## Task goal
Scan the entries below for the word "清不好把您高贵的脚压在我的身上". Copy each line that has it.

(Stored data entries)
____________________

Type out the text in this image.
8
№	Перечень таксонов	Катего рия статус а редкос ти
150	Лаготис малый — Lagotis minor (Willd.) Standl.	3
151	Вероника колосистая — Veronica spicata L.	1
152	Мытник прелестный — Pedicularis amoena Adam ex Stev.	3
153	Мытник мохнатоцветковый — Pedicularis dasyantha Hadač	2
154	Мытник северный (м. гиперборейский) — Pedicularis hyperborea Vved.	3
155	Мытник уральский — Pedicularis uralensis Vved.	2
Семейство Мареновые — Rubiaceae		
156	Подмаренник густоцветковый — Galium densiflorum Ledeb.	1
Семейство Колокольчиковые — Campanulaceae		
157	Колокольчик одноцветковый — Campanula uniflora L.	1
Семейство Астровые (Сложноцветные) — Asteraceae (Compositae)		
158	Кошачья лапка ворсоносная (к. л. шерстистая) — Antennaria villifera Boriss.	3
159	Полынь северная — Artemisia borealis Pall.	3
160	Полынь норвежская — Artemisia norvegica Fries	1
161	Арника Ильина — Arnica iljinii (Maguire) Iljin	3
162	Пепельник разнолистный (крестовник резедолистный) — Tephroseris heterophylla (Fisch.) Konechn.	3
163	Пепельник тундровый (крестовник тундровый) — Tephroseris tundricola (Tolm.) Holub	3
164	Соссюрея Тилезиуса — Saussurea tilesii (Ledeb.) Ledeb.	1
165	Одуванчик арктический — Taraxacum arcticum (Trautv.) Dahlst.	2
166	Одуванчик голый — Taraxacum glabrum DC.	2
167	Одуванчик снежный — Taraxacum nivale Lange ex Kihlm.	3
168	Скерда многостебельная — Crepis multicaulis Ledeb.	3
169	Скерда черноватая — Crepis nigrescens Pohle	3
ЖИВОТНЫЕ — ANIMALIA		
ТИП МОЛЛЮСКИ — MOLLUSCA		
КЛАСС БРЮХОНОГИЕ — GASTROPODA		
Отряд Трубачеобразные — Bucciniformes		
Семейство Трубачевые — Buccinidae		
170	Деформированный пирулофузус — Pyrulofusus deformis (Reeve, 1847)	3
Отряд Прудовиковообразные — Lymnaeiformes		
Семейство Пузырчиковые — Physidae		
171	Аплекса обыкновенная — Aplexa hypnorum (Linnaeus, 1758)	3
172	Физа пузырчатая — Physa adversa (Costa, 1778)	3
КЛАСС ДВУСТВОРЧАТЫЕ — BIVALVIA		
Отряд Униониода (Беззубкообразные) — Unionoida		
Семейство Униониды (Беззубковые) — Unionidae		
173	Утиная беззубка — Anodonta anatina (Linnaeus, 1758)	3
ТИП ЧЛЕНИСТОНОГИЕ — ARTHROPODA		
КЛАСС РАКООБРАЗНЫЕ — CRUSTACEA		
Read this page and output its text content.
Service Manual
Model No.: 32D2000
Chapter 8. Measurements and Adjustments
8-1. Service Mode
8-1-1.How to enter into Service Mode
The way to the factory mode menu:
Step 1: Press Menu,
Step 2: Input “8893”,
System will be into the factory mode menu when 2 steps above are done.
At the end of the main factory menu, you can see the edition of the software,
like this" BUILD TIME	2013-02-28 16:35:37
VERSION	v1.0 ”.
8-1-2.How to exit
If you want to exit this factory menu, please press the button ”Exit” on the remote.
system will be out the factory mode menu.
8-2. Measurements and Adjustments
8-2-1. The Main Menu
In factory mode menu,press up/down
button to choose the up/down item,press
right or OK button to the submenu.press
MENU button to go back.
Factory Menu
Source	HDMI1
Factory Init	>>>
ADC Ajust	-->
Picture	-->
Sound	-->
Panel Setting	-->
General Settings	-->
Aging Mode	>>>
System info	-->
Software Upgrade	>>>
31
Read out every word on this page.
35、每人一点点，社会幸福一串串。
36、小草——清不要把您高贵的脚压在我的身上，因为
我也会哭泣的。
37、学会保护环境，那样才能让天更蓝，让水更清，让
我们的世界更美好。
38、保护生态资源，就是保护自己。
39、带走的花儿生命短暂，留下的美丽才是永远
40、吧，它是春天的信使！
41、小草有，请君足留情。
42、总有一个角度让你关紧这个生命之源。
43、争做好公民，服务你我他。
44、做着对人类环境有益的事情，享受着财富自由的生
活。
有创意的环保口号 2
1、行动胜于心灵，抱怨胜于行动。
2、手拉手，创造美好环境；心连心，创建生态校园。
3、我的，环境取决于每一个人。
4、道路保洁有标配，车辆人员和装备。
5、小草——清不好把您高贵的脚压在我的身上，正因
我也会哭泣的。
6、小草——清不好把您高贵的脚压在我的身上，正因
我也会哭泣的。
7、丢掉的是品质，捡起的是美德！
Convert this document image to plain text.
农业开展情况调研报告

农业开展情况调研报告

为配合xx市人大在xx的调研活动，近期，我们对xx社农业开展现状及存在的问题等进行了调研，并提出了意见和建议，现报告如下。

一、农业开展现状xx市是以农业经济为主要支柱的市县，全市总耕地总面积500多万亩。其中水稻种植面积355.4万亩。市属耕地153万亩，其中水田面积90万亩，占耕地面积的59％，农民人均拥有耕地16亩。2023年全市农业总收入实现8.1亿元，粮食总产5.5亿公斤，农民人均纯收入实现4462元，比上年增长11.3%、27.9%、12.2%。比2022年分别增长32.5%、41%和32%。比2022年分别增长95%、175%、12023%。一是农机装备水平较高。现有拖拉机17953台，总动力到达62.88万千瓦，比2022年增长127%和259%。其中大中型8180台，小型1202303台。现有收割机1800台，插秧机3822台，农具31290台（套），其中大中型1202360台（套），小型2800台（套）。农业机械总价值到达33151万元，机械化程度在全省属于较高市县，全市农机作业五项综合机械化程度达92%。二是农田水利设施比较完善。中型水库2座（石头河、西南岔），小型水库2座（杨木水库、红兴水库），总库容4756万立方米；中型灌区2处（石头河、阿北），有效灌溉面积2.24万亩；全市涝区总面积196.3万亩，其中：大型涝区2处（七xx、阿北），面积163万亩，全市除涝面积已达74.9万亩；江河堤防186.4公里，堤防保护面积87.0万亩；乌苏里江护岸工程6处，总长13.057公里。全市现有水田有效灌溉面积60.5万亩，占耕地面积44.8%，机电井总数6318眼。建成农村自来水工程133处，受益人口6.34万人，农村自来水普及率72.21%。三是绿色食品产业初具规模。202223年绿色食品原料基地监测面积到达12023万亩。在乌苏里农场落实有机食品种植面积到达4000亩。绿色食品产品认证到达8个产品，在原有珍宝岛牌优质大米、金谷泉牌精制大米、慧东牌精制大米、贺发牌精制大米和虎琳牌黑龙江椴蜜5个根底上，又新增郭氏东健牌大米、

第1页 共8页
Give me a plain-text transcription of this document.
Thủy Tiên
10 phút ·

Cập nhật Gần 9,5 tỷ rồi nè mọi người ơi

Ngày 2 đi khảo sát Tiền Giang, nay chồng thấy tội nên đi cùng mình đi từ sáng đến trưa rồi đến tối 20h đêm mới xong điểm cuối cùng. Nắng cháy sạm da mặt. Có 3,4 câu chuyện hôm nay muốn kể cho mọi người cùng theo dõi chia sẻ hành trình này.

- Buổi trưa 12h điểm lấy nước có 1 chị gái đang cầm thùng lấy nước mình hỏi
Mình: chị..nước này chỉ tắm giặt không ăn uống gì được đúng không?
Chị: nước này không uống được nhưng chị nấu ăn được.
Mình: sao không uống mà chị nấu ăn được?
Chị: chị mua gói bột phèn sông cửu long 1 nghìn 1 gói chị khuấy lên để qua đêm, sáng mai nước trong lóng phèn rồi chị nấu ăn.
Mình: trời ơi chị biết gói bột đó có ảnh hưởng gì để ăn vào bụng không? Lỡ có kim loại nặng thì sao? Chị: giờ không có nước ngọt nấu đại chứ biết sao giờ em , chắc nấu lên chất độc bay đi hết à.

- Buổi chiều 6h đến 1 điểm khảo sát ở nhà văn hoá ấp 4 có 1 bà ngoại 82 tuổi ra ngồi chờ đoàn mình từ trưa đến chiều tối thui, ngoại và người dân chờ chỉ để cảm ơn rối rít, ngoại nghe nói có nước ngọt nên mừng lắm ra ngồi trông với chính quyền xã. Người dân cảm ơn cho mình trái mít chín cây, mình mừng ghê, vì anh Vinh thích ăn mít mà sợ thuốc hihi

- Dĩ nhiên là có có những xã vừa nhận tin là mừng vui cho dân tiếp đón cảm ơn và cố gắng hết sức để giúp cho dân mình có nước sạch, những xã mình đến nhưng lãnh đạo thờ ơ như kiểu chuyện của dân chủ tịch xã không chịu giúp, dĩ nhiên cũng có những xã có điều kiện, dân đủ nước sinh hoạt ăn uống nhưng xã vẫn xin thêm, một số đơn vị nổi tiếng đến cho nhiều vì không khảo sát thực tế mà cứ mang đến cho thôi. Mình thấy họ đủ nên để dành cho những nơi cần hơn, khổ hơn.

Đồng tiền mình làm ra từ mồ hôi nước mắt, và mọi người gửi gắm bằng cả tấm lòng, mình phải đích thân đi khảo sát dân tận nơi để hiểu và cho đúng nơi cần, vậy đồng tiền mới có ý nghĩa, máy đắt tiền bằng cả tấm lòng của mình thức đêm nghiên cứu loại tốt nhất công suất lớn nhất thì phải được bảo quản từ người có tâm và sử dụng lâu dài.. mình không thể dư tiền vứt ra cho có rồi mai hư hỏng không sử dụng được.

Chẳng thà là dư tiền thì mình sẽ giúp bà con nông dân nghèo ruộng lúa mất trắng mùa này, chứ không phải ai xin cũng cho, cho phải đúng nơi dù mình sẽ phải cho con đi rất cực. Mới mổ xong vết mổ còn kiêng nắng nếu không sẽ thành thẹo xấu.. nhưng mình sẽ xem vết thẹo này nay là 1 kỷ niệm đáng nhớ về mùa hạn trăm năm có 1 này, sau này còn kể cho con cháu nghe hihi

____________________

## Output
5、小草——清不好把您高贵的脚压在我的身上，正因
6、小草——清不好把您高贵的脚压在我的身上，正因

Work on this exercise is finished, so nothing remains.